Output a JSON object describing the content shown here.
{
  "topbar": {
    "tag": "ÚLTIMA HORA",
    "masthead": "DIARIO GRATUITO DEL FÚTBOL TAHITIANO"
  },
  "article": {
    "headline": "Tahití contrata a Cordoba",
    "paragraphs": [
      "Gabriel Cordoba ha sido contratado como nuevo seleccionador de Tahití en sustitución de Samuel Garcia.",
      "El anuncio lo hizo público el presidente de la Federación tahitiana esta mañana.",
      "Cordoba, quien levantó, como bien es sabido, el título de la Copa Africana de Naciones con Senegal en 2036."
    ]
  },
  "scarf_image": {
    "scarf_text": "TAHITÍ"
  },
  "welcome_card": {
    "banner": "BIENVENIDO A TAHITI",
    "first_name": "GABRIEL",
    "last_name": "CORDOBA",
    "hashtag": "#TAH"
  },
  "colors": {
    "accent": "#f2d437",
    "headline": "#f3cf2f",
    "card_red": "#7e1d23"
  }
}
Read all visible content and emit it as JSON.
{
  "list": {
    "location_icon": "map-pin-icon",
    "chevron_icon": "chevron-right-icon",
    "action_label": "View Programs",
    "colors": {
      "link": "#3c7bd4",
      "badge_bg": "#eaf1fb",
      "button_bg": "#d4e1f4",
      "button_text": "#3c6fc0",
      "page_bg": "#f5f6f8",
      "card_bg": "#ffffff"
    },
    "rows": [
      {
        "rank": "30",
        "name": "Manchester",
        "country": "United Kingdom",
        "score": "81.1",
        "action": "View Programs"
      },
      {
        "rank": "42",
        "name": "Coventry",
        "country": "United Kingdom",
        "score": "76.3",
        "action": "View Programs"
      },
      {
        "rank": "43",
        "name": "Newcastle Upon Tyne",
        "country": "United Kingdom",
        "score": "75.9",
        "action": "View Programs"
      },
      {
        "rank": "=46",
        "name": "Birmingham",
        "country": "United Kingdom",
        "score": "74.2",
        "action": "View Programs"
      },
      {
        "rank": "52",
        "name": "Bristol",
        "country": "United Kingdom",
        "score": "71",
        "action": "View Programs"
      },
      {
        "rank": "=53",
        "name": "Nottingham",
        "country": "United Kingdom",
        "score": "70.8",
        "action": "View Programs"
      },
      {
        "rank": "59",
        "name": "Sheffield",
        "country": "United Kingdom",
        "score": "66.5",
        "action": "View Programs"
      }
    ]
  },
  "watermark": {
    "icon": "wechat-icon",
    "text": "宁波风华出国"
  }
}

§ **DIRECTION**: Return the whole listing exactly.

§ **WRITTEN SOLUTION**:
Output a JSON object describing the content shown here.
{
  "topbar": {
    "tag": "ÚLTIMA HORA",
    "masthead": "DIARIO GRATUITO DEL FÚTBOL TAHITIANO"
  },
  "article": {
    "headline": "Tahití contrata a Cordoba",
    "paragraphs": [
      "Gabriel Cordoba ha sido contratado como nuevo seleccionador de Tahití en sustitución de Samuel Garcia.",
      "El anuncio lo hizo público el presidente de la Federación tahitiana esta mañana.",
      "Cordoba, quien levantó, como bien es sabido, el título de la Copa Africana de Naciones con Senegal en 2036."
    ]
  },
  "scarf_image": {
    "scarf_text": "TAHITÍ"
  },
  "welcome_card": {
    "banner": "BIENVENIDO A TAHITI",
    "first_name": "GABRIEL",
    "last_name": "CORDOBA",
    "hashtag": "#TAH"
  },
  "colors": {
    "accent": "#f2d437",
    "headline": "#f3cf2f",
    "card_red": "#7e1d23"
  }
}
Read all visible content and emit it as JSON.
{
  "list": {
    "location_icon": "map-pin-icon",
    "chevron_icon": "chevron-right-icon",
    "action_label": "View Programs",
    "colors": {
      "link": "#3c7bd4",
      "badge_bg": "#eaf1fb",
      "button_bg": "#d4e1f4",
      "button_text": "#3c6fc0",
      "page_bg": "#f5f6f8",
      "card_bg": "#ffffff"
    },
    "rows": [
      {
        "rank": "30",
        "name": "Manchester",
        "country": "United Kingdom",
        "score": "81.1",
        "action": "View Programs"
      },
      {
        "rank": "42",
        "name": "Coventry",
        "country": "United Kingdom",
        "score": "76.3",
        "action": "View Programs"
      },
      {
        "rank": "43",
        "name": "Newcastle Upon Tyne",
        "country": "United Kingdom",
        "score": "75.9",
        "action": "View Programs"
      },
      {
        "rank": "=46",
        "name": "Birmingham",
        "country": "United Kingdom",
        "score": "74.2",
        "action": "View Programs"
      },
      {
        "rank": "52",
        "name": "Bristol",
        "country": "United Kingdom",
        "score": "71",
        "action": "View Programs"
      },
      {
        "rank": "=53",
        "name": "Nottingham",
        "country": "United Kingdom",
        "score": "70.8",
        "action": "View Programs"
      },
      {
        "rank": "59",
        "name": "Sheffield",
        "country": "United Kingdom",
        "score": "66.5",
        "action": "View Programs"
      }
    ]
  },
  "watermark": {
    "icon": "wechat-icon",
    "text": "宁波风华出国"
  }
}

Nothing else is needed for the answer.